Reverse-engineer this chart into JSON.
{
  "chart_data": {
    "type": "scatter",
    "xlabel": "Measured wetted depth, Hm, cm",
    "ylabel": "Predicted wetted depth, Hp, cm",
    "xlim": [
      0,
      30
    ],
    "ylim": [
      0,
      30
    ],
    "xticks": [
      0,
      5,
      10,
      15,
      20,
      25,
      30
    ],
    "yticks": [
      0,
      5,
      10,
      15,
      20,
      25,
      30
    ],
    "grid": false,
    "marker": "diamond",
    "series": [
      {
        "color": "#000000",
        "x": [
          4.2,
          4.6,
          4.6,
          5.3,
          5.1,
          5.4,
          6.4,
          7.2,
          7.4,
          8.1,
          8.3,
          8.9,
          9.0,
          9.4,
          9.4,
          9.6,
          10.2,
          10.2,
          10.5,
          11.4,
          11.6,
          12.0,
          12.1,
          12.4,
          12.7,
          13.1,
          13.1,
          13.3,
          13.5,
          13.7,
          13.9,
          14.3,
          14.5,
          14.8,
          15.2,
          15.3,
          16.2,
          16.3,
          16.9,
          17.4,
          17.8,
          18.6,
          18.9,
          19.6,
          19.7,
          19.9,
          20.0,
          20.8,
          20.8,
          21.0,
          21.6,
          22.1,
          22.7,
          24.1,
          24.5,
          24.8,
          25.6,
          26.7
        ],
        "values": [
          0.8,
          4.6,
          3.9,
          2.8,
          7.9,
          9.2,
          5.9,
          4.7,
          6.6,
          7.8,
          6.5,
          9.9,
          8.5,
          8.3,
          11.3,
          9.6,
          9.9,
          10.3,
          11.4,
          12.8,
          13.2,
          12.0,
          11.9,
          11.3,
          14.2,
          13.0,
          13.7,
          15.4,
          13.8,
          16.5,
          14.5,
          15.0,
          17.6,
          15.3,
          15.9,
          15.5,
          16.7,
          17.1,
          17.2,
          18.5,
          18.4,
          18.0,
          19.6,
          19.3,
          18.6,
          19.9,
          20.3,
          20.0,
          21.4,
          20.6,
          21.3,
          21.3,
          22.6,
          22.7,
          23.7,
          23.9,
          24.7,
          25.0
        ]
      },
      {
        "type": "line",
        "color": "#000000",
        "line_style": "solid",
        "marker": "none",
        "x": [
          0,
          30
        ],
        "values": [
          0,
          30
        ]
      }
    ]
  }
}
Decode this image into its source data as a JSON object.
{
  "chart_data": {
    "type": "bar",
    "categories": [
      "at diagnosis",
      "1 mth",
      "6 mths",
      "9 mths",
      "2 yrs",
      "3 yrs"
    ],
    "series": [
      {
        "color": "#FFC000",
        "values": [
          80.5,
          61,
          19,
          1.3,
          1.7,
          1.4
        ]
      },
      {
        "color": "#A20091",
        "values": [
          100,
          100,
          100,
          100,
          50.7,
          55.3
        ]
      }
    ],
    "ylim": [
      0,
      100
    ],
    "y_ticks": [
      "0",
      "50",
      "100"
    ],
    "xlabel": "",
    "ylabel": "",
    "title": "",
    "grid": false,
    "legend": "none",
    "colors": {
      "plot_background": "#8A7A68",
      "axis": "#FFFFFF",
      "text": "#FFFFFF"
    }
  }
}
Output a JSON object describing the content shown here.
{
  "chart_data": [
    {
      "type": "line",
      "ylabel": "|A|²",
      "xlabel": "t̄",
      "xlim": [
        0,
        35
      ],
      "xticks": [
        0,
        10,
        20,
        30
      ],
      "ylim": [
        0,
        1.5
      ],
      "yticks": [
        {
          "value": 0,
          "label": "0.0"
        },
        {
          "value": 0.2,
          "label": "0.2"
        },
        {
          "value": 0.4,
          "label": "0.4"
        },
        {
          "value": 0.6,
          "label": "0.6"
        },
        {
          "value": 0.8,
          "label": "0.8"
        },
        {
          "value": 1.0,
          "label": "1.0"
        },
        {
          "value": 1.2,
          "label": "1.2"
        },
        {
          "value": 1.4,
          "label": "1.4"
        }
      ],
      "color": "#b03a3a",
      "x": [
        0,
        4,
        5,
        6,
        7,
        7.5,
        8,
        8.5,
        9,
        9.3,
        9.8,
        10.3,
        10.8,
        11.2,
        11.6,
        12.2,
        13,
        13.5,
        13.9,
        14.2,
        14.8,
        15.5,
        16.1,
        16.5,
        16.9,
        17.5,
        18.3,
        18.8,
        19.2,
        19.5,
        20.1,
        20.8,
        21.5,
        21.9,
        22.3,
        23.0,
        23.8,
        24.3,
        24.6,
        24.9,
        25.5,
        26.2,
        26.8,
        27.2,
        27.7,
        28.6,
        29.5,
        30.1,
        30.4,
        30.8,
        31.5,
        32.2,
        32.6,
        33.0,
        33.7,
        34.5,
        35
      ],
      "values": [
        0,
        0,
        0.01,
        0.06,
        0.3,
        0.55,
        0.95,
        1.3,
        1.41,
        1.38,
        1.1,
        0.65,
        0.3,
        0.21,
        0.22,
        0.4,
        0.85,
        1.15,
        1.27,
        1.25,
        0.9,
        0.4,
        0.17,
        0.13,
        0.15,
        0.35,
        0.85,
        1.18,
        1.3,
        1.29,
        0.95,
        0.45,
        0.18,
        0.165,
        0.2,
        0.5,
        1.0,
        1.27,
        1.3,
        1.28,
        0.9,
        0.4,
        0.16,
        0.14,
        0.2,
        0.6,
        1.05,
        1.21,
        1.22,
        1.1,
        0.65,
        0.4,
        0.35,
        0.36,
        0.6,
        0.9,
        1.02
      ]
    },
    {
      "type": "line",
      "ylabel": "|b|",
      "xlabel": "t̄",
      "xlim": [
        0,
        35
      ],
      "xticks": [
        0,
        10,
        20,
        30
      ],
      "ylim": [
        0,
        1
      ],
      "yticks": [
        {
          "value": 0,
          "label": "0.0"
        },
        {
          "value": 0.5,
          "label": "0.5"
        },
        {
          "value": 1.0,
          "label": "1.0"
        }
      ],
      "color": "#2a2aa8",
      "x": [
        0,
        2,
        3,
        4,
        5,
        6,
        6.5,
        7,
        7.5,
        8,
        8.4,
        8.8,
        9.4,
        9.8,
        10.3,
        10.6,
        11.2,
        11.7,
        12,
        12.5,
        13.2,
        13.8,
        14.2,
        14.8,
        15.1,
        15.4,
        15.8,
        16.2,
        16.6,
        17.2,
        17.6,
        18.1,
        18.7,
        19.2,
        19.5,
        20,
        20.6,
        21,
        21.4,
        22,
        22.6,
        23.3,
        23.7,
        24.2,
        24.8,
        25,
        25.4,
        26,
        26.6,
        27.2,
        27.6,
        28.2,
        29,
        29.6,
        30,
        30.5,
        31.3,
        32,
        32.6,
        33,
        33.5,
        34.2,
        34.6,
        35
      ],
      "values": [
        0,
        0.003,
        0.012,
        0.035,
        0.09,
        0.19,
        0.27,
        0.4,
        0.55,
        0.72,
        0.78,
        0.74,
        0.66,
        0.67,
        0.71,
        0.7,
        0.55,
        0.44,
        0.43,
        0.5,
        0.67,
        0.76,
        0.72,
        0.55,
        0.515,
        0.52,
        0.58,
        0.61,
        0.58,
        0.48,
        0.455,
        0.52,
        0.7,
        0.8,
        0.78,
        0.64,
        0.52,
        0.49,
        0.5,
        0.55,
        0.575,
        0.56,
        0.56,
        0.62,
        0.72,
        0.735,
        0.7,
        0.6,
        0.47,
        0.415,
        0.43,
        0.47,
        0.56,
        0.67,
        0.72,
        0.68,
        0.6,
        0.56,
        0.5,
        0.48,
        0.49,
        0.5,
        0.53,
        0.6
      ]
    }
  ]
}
★ ★ ★ ★ ★
§ TASK: Identify the lines in the entries that hold "JSON" and return each one.

§ RESPONSE TO THE EXERCISE:
Reverse-engineer this chart into JSON.
Decode this image into its source data as a JSON object.
Output a JSON object describing the content shown here.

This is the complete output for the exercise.